== THE TASK ==
Output the data below in full, character for character.

====== ENTRIES PROVIDED

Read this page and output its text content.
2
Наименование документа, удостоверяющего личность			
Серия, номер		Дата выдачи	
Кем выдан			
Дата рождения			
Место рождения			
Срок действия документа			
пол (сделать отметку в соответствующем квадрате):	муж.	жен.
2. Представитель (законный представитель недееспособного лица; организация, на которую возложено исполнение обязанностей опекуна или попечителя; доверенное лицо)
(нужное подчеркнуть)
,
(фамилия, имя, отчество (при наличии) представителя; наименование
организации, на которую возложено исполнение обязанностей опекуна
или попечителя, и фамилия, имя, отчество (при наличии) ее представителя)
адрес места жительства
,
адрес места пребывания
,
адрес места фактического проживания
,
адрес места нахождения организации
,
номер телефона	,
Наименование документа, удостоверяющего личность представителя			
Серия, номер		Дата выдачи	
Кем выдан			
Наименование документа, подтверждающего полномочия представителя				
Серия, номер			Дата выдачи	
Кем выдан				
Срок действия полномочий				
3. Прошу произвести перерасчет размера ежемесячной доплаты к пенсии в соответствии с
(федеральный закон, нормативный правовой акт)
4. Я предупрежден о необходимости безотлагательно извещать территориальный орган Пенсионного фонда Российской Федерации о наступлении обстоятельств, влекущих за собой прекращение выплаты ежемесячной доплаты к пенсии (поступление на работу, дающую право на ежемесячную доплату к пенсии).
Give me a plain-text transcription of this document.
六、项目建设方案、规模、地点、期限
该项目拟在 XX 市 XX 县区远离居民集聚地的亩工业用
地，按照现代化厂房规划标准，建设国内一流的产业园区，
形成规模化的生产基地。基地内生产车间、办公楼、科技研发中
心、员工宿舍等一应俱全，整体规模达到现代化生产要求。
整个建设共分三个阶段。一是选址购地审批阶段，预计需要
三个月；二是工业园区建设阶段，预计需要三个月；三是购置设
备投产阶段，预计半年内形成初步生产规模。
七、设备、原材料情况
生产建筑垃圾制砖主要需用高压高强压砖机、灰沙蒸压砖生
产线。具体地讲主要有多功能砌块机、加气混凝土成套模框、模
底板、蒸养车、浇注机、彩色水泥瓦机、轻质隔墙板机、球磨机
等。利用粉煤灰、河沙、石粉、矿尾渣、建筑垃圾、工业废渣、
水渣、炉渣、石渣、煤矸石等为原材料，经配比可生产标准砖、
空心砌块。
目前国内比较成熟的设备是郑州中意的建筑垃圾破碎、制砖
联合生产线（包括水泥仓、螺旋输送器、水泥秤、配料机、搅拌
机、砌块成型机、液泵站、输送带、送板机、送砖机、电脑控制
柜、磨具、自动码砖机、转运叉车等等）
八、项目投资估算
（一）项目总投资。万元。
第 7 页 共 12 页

============

== TASK ANSWER ==
Read this page and output its text content.
2
Наименование документа, удостоверяющего личность			
Серия, номер		Дата выдачи	
Кем выдан			
Дата рождения			
Место рождения			
Срок действия документа			
пол (сделать отметку в соответствующем квадрате):	муж.	жен.
2. Представитель (законный представитель недееспособного лица; организация, на которую возложено исполнение обязанностей опекуна или попечителя; доверенное лицо)
(нужное подчеркнуть)
,
(фамилия, имя, отчество (при наличии) представителя; наименование
организации, на которую возложено исполнение обязанностей опекуна
или попечителя, и фамилия, имя, отчество (при наличии) ее представителя)
адрес места жительства
,
адрес места пребывания
,
адрес места фактического проживания
,
адрес места нахождения организации
,
номер телефона	,
Наименование документа, удостоверяющего личность представителя			
Серия, номер		Дата выдачи	
Кем выдан			
Наименование документа, подтверждающего полномочия представителя				
Серия, номер			Дата выдачи	
Кем выдан				
Срок действия полномочий				
3. Прошу произвести перерасчет размера ежемесячной доплаты к пенсии в соответствии с
(федеральный закон, нормативный правовой акт)
4. Я предупрежден о необходимости безотлагательно извещать территориальный орган Пенсионного фонда Российской Федерации о наступлении обстоятельств, влекущих за собой прекращение выплаты ежемесячной доплаты к пенсии (поступление на работу, дающую право на ежемесячную доплату к пенсии).
Give me a plain-text transcription of this document.
六、项目建设方案、规模、地点、期限
该项目拟在 XX 市 XX 县区远离居民集聚地的亩工业用
地，按照现代化厂房规划标准，建设国内一流的产业园区，
形成规模化的生产基地。基地内生产车间、办公楼、科技研发中
心、员工宿舍等一应俱全，整体规模达到现代化生产要求。
整个建设共分三个阶段。一是选址购地审批阶段，预计需要
三个月；二是工业园区建设阶段，预计需要三个月；三是购置设
备投产阶段，预计半年内形成初步生产规模。
七、设备、原材料情况
生产建筑垃圾制砖主要需用高压高强压砖机、灰沙蒸压砖生
产线。具体地讲主要有多功能砌块机、加气混凝土成套模框、模
底板、蒸养车、浇注机、彩色水泥瓦机、轻质隔墙板机、球磨机
等。利用粉煤灰、河沙、石粉、矿尾渣、建筑垃圾、工业废渣、
水渣、炉渣、石渣、煤矸石等为原材料，经配比可生产标准砖、
空心砌块。
目前国内比较成熟的设备是郑州中意的建筑垃圾破碎、制砖
联合生产线（包括水泥仓、螺旋输送器、水泥秤、配料机、搅拌
机、砌块成型机、液泵站、输送带、送板机、送砖机、电脑控制
柜、磨具、自动码砖机、转运叉车等等）
八、项目投资估算
（一）项目总投资。万元。
第 7 页 共 12 页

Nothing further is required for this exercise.